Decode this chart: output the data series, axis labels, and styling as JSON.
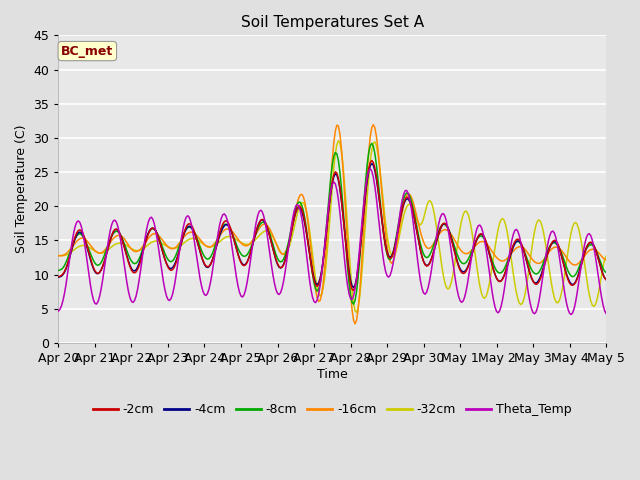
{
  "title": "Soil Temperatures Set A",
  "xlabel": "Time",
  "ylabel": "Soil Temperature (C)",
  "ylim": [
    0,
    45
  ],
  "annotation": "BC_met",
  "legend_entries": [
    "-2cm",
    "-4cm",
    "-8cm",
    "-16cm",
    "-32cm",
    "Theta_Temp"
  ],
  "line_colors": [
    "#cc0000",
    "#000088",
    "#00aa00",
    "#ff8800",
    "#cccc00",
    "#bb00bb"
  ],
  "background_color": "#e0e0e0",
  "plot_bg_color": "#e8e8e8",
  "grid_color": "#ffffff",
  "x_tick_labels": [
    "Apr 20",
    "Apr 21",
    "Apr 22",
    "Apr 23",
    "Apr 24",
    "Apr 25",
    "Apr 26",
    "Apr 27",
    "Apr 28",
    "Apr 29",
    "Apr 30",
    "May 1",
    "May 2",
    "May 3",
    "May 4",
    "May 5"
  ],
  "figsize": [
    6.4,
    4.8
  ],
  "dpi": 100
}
* * *
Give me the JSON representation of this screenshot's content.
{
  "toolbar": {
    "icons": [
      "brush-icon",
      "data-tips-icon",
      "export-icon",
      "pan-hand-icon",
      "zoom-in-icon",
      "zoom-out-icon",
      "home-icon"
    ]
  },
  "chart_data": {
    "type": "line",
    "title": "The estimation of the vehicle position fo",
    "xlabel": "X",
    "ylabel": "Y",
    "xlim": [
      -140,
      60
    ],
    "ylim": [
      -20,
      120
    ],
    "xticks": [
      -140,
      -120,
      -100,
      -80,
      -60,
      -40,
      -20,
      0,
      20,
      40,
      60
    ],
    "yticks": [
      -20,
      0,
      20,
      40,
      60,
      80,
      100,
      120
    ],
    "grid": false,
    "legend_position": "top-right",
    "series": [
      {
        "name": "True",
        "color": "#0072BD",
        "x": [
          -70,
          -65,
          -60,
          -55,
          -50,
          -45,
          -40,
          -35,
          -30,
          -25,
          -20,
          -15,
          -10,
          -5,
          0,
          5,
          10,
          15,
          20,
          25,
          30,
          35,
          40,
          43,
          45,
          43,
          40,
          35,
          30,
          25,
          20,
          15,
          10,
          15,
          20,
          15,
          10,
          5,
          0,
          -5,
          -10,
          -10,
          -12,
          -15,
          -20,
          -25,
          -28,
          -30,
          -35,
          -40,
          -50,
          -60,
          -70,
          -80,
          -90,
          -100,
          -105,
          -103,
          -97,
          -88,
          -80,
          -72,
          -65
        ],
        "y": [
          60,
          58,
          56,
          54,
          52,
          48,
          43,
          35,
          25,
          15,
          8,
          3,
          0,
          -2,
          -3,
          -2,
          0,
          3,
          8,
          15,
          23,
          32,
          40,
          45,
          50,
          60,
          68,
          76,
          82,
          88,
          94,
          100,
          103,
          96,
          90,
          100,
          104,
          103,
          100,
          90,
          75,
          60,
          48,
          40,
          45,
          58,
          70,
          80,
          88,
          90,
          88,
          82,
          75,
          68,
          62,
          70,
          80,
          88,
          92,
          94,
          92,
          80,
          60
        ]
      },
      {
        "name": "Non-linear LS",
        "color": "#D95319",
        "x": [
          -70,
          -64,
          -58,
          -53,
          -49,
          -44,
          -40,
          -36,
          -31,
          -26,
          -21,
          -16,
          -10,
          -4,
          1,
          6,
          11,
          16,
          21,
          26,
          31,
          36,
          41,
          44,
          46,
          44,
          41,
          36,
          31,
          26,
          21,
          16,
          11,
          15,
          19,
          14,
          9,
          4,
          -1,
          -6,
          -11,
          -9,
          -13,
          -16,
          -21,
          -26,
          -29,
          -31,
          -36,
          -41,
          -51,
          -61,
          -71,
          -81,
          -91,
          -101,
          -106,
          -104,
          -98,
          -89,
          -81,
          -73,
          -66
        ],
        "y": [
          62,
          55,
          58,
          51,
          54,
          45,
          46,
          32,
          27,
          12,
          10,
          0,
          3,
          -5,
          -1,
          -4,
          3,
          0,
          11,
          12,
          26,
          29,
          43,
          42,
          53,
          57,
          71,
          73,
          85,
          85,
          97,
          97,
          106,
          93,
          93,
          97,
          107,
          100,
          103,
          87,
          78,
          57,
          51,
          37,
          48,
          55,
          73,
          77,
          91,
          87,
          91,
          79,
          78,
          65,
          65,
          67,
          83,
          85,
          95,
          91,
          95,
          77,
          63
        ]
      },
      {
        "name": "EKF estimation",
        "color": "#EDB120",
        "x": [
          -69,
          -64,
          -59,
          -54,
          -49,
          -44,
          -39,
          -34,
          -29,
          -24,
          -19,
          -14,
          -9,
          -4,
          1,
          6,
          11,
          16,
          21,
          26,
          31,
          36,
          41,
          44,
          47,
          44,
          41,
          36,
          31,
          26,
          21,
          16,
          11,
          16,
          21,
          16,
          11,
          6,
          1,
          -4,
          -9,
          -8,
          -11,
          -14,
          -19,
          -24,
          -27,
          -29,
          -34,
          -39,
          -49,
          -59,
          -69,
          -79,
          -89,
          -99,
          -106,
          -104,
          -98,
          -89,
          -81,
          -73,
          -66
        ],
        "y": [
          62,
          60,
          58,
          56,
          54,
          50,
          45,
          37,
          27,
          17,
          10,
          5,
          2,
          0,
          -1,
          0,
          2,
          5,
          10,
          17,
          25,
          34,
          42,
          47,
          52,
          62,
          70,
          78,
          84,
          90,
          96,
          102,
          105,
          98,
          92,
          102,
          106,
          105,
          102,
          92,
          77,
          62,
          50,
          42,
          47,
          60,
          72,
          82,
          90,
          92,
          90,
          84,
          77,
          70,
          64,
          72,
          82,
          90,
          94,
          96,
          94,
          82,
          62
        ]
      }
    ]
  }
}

*Task statement*
State the number of lines that contain the string "Soil", with no other words.

*Exercise answer*
2